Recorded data
────────────────────

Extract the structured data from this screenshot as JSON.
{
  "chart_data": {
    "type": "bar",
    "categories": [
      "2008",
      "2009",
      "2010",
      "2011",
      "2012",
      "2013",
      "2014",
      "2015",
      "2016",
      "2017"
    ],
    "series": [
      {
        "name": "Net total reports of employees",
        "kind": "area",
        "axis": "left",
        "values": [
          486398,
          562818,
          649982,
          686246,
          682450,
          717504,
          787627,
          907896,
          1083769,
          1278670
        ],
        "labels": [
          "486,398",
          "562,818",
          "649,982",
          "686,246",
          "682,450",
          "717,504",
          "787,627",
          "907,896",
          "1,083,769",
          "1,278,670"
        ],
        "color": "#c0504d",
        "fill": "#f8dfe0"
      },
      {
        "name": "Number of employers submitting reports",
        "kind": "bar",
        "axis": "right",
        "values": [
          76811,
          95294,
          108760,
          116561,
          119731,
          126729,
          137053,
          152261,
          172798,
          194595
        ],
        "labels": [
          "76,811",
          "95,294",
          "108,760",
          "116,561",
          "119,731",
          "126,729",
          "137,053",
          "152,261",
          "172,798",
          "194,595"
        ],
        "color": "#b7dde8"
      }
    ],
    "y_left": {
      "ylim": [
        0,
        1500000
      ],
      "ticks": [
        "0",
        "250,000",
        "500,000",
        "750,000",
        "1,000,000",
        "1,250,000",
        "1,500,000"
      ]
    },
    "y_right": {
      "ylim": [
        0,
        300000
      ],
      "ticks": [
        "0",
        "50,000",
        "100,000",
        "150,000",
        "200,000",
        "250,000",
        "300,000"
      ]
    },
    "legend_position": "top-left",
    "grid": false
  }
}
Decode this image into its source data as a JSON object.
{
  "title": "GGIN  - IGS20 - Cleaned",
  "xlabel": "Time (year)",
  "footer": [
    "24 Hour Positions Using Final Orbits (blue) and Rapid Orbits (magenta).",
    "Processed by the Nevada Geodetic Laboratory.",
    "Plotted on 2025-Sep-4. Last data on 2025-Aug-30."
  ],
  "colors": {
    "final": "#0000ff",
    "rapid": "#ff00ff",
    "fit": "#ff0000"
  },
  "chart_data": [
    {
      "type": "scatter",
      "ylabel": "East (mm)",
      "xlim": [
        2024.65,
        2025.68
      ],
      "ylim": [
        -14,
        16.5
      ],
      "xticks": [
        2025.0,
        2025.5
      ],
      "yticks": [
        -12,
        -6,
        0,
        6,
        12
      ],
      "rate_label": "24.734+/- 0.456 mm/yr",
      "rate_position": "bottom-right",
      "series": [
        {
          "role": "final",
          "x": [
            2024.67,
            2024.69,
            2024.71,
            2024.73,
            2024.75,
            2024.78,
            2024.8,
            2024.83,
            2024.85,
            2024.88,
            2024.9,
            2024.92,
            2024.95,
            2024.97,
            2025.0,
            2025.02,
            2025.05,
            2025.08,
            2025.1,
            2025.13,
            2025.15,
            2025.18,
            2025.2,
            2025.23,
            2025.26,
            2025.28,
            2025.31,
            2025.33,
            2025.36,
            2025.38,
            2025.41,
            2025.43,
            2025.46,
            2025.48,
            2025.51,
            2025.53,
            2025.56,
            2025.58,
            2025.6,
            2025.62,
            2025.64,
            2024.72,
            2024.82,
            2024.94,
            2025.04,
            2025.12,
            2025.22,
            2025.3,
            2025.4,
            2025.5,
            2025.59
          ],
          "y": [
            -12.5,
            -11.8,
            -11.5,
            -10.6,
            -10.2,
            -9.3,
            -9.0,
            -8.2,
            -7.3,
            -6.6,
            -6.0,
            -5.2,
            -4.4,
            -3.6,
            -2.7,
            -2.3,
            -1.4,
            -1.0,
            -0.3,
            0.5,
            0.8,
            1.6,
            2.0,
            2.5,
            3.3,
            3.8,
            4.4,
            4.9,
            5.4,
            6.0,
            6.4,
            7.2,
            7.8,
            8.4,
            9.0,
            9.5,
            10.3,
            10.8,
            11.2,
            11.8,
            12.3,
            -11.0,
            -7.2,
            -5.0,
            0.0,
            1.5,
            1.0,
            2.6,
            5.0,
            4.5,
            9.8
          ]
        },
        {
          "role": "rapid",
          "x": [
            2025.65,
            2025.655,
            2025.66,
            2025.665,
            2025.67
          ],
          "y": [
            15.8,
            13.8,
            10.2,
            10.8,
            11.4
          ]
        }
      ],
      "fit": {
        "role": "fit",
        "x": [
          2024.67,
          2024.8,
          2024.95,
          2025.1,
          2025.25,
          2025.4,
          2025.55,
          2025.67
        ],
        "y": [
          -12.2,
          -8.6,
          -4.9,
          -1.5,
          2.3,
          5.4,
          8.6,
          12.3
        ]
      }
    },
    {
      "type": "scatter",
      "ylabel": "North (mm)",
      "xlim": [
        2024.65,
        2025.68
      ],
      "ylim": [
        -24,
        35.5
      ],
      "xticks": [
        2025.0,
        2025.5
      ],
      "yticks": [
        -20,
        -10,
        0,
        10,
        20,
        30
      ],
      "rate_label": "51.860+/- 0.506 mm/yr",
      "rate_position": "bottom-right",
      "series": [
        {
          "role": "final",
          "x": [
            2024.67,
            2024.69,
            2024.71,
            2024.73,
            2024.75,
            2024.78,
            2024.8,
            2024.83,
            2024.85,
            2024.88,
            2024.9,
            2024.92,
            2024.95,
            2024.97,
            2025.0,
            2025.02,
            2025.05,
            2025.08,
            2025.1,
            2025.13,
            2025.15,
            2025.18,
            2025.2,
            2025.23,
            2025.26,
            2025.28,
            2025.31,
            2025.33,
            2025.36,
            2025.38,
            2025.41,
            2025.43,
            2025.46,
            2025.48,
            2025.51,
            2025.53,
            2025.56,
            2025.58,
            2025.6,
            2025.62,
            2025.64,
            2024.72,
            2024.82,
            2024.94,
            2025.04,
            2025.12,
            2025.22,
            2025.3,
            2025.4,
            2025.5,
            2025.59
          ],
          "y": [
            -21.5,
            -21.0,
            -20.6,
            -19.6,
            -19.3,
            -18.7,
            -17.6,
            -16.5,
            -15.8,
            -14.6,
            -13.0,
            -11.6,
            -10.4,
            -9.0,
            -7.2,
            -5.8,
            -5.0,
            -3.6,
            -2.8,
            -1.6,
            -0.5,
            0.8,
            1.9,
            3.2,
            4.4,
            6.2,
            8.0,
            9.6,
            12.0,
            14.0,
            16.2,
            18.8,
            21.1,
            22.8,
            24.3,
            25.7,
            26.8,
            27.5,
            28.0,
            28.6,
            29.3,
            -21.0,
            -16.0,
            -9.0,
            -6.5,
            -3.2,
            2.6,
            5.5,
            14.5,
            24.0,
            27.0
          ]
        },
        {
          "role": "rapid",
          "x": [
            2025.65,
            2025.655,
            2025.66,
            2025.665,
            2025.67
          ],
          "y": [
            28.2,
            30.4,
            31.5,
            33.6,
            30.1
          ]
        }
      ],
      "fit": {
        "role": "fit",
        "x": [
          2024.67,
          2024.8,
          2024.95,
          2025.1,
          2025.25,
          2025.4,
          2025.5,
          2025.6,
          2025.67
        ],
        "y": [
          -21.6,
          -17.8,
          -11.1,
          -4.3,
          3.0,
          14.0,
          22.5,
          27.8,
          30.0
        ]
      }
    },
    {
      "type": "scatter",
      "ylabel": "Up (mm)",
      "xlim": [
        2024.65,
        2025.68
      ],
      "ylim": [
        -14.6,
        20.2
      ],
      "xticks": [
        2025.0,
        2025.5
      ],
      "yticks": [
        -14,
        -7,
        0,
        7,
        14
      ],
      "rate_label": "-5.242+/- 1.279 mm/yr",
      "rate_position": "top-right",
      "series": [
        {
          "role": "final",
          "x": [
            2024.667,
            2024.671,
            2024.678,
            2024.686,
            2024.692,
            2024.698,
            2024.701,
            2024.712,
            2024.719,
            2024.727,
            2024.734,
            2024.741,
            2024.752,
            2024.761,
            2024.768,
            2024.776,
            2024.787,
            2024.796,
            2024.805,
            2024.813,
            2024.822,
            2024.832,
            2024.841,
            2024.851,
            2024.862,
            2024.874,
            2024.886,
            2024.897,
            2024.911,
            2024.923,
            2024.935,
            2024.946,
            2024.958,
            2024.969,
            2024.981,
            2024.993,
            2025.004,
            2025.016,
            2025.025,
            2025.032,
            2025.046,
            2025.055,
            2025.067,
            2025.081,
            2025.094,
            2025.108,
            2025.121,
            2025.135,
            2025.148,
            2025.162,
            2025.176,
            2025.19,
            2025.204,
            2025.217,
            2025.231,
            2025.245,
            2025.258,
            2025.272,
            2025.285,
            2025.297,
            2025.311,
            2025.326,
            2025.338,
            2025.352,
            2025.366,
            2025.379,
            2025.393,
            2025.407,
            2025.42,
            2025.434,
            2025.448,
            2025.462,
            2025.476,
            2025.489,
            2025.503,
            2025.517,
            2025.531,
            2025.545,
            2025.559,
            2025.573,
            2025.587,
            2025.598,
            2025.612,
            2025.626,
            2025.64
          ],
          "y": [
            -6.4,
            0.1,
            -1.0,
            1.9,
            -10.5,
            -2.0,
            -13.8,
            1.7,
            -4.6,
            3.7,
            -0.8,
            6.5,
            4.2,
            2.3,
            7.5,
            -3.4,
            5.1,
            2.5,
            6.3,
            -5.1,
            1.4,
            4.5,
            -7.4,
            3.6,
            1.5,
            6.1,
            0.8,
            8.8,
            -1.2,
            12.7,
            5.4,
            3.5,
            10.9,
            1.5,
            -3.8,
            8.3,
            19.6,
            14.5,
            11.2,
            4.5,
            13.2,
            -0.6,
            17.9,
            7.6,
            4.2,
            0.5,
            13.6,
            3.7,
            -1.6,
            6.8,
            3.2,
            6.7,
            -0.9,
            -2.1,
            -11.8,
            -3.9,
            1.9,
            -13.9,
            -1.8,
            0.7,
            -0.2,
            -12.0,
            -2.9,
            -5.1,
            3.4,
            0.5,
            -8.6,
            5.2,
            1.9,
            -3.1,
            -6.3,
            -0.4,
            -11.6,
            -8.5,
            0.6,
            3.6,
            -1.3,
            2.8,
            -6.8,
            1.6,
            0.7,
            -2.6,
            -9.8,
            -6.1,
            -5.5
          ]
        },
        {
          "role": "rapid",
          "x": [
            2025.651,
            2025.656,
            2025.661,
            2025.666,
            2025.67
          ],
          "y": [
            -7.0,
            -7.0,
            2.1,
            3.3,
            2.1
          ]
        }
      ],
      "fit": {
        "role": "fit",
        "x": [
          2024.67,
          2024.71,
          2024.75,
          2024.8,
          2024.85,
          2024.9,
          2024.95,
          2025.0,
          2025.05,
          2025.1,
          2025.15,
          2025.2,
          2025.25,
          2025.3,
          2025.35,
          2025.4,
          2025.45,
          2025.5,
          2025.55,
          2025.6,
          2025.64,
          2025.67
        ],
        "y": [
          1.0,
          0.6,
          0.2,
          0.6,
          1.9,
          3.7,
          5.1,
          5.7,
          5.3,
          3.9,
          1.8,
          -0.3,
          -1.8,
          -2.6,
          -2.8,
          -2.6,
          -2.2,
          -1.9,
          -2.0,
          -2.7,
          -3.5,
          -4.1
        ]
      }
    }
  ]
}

────────────────────

Scan the lines above for "ylabel", then copy every one that has it.

→ OUTPUT FOR THIS TASK
      "ylabel": "East (mm)",
      "ylabel": "North (mm)",
      "ylabel": "Up (mm)",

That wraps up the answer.